** Begin Material for this exercise **

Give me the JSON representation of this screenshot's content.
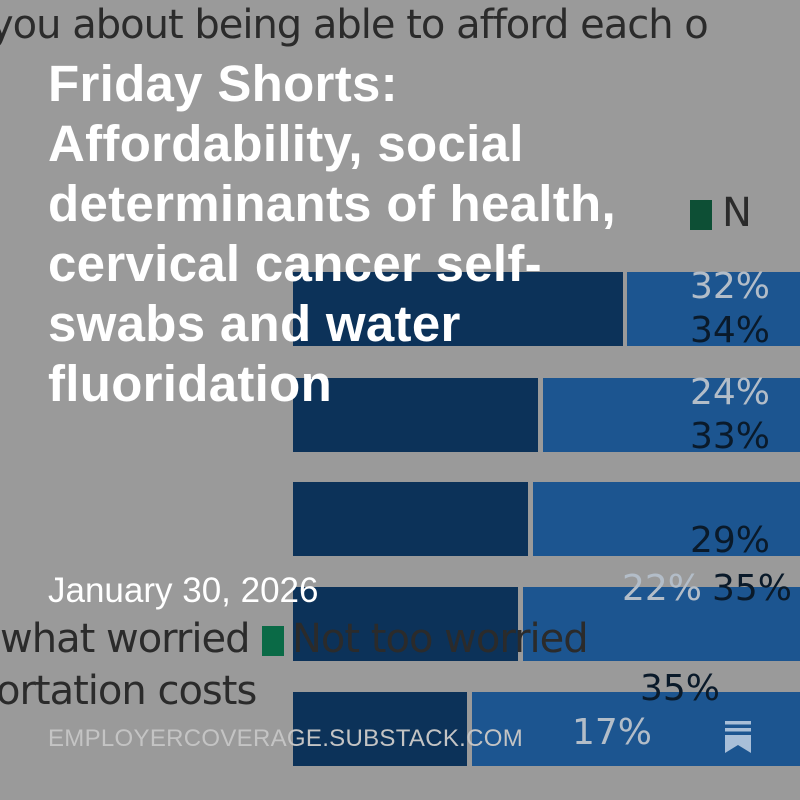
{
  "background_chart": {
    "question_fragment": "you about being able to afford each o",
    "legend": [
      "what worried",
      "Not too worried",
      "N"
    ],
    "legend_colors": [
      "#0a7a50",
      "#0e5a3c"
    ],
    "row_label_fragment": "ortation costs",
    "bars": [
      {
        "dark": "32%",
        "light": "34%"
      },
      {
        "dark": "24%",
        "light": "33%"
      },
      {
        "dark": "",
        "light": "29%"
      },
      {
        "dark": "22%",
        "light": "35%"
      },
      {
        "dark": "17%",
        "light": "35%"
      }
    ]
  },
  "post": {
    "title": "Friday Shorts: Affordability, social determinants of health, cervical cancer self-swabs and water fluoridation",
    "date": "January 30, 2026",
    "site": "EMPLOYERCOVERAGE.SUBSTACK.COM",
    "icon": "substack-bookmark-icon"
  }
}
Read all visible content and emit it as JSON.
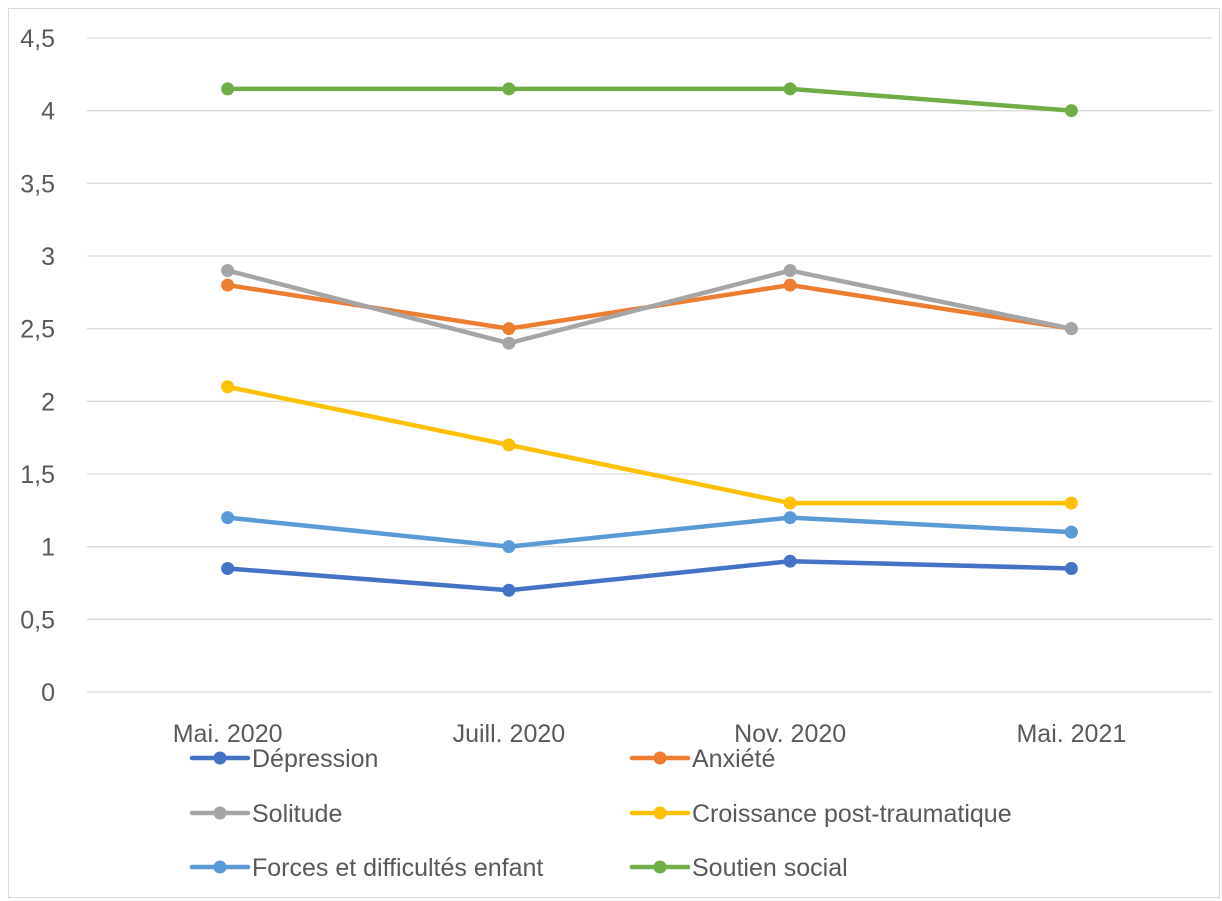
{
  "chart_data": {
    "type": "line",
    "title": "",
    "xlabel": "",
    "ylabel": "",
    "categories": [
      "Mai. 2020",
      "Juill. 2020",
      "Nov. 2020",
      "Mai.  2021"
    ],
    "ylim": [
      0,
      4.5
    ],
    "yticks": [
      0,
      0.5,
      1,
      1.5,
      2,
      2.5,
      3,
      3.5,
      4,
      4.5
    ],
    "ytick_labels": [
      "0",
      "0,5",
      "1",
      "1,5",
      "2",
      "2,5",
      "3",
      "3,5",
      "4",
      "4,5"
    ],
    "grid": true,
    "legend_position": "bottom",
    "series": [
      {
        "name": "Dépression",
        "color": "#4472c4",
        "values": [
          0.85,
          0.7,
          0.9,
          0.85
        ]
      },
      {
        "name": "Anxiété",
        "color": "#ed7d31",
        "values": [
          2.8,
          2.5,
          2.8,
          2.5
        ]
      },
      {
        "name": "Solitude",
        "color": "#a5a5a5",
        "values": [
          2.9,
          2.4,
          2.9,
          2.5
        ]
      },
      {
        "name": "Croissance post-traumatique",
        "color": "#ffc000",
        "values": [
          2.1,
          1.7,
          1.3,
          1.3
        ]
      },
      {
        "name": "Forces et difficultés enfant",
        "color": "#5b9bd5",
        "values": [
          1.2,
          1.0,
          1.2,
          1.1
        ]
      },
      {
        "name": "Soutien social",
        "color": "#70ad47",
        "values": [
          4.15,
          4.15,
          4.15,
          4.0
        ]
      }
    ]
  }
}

** End Material for this exercise **

■ What is expected:
Look for the word "name" in every line of the listing and copy the lines that have it.

■ Final answer:
        "name": "Dépression",
        "name": "Anxiété",
        "name": "Solitude",
        "name": "Croissance post-traumatique",
        "name": "Forces et difficultés enfant",
        "name": "Soutien social",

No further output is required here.